[Instructions for the task]: Go through the material below and copy all lines with "Greens".

[Raw data]:
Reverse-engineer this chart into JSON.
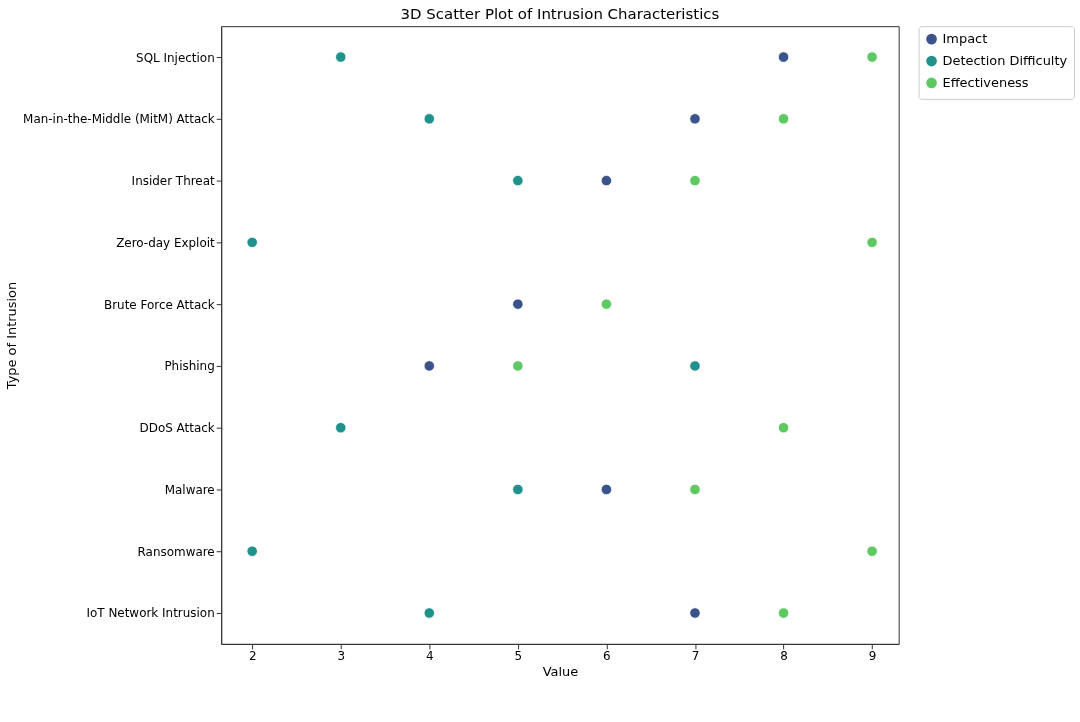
{
  "chart_data": {
    "type": "scatter",
    "title": "3D Scatter Plot of Intrusion Characteristics",
    "xlabel": "Value",
    "ylabel": "Type of Intrusion",
    "categories": [
      "SQL Injection",
      "Man-in-the-Middle (MitM) Attack",
      "Insider Threat",
      "Zero-day Exploit",
      "Brute Force Attack",
      "Phishing",
      "DDoS Attack",
      "Malware",
      "Ransomware",
      "IoT Network Intrusion"
    ],
    "series": [
      {
        "name": "Impact",
        "color": "#3b528b",
        "values": [
          8,
          7,
          6,
          null,
          5,
          4,
          null,
          6,
          null,
          7
        ]
      },
      {
        "name": "Detection Difficulty",
        "color": "#21918c",
        "values": [
          3,
          4,
          5,
          2,
          null,
          7,
          3,
          5,
          2,
          4
        ]
      },
      {
        "name": "Effectiveness",
        "color": "#5ec962",
        "values": [
          9,
          8,
          7,
          9,
          6,
          5,
          8,
          7,
          9,
          8
        ]
      }
    ],
    "orientation": "horizontal",
    "xlim": [
      1.65,
      9.3
    ],
    "xticks": [
      2,
      3,
      4,
      5,
      6,
      7,
      8,
      9
    ],
    "grid": false,
    "legend": "top right",
    "marker": "circle"
  }
}
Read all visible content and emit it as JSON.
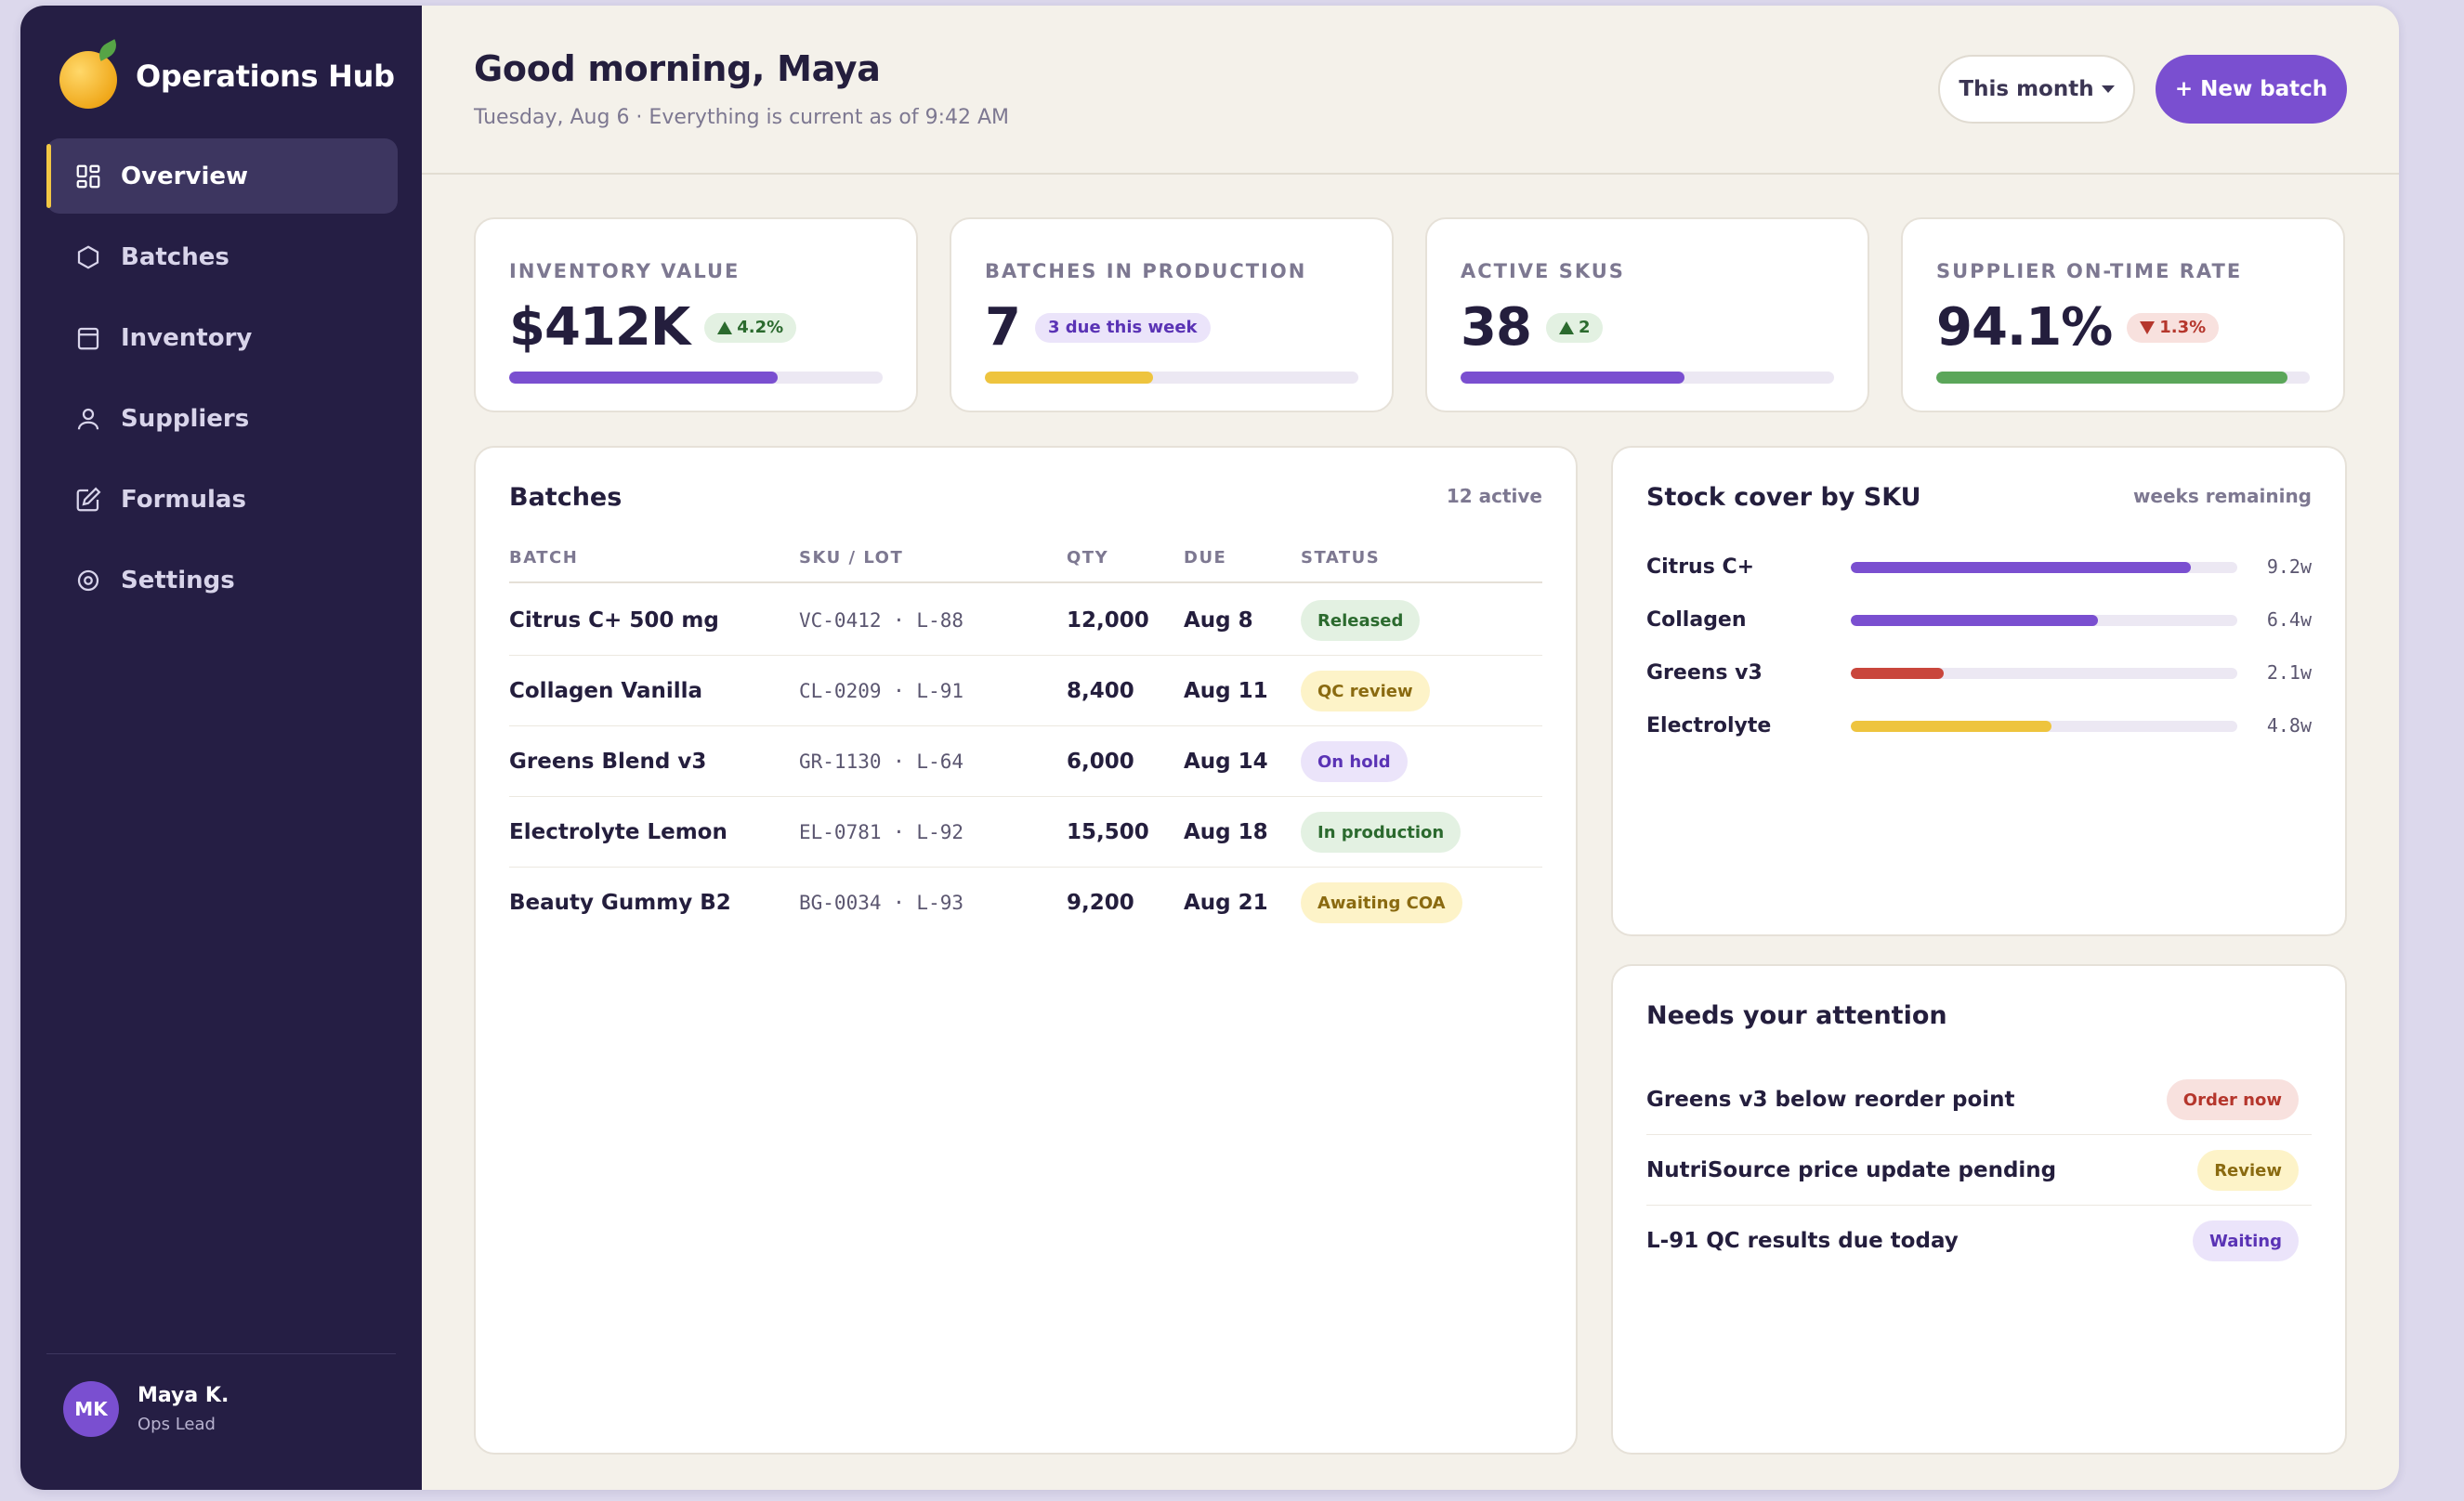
{
  "brand": {
    "name": "Operations Hub",
    "icon": "orange-logo"
  },
  "nav": {
    "items": [
      {
        "label": "Overview",
        "icon": "grid-icon",
        "active": true
      },
      {
        "label": "Batches",
        "icon": "hexagon-icon"
      },
      {
        "label": "Inventory",
        "icon": "box-icon"
      },
      {
        "label": "Suppliers",
        "icon": "user-icon"
      },
      {
        "label": "Formulas",
        "icon": "edit-icon"
      },
      {
        "label": "Settings",
        "icon": "target-icon"
      }
    ]
  },
  "user": {
    "initials": "MK",
    "name": "Maya K.",
    "role": "Ops Lead"
  },
  "header": {
    "greeting": "Good morning, Maya",
    "subtitle": "Tuesday, Aug 6 · Everything is current as of 9:42 AM",
    "range_label": "This month",
    "new_batch_label": "+ New batch"
  },
  "kpis": [
    {
      "label": "INVENTORY VALUE",
      "value": "$412K",
      "badge": "4.2%",
      "trend": "up",
      "progress": 0.72,
      "color": "#7a4fd0"
    },
    {
      "label": "BATCHES IN PRODUCTION",
      "value": "7",
      "badge": "3 due this week",
      "trend": "none",
      "progress": 0.45,
      "color": "#eec43e"
    },
    {
      "label": "ACTIVE SKUS",
      "value": "38",
      "badge": "2",
      "trend": "up",
      "progress": 0.6,
      "color": "#7a4fd0"
    },
    {
      "label": "SUPPLIER ON-TIME RATE",
      "value": "94.1%",
      "badge": "1.3%",
      "trend": "down",
      "progress": 0.94,
      "color": "#5ba65a"
    }
  ],
  "batches": {
    "title": "Batches",
    "count": "12 active",
    "columns": [
      "BATCH",
      "SKU / LOT",
      "QTY",
      "DUE",
      "STATUS"
    ],
    "rows": [
      {
        "batch": "Citrus C+ 500 mg",
        "sku": "VC-0412 · L-88",
        "qty": "12,000",
        "due": "Aug 8",
        "status": "Released",
        "status_bg": "#e3f1e2",
        "status_fg": "#2b6a2e"
      },
      {
        "batch": "Collagen Vanilla",
        "sku": "CL-0209 · L-91",
        "qty": "8,400",
        "due": "Aug 11",
        "status": "QC review",
        "status_bg": "#fdf3c8",
        "status_fg": "#8a6a10"
      },
      {
        "batch": "Greens Blend v3",
        "sku": "GR-1130 · L-64",
        "qty": "6,000",
        "due": "Aug 14",
        "status": "On hold",
        "status_bg": "#ebe4fa",
        "status_fg": "#5a33b5"
      },
      {
        "batch": "Electrolyte Lemon",
        "sku": "EL-0781 · L-92",
        "qty": "15,500",
        "due": "Aug 18",
        "status": "In production",
        "status_bg": "#e3f1e2",
        "status_fg": "#2b6a2e"
      },
      {
        "batch": "Beauty Gummy B2",
        "sku": "BG-0034 · L-93",
        "qty": "9,200",
        "due": "Aug 21",
        "status": "Awaiting COA",
        "status_bg": "#fdf3c8",
        "status_fg": "#8a6a10"
      }
    ]
  },
  "stock": {
    "title": "Stock cover by SKU",
    "unit_label": "weeks remaining",
    "items": [
      {
        "name": "Citrus C+",
        "value": "9.2w",
        "level": 0.88,
        "color": "#7a4fd0"
      },
      {
        "name": "Collagen",
        "value": "6.4w",
        "level": 0.64,
        "color": "#7a4fd0"
      },
      {
        "name": "Greens v3",
        "value": "2.1w",
        "level": 0.24,
        "color": "#c9463c"
      },
      {
        "name": "Electrolyte",
        "value": "4.8w",
        "level": 0.52,
        "color": "#eec43e"
      }
    ]
  },
  "attention": {
    "title": "Needs your attention",
    "items": [
      {
        "text": "Greens v3 below reorder point",
        "badge": "Order now",
        "bg": "#f8e1de",
        "fg": "#b5362c"
      },
      {
        "text": "NutriSource price update pending",
        "badge": "Review",
        "bg": "#fdf3c8",
        "fg": "#8a6a10"
      },
      {
        "text": "L-91 QC results due today",
        "badge": "Waiting",
        "bg": "#ebe4fa",
        "fg": "#5a33b5"
      }
    ]
  }
}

[Full output]:
        "batch": "Greens Blend v3",
        "name": "Greens v3",
        "text": "Greens v3 below reorder point",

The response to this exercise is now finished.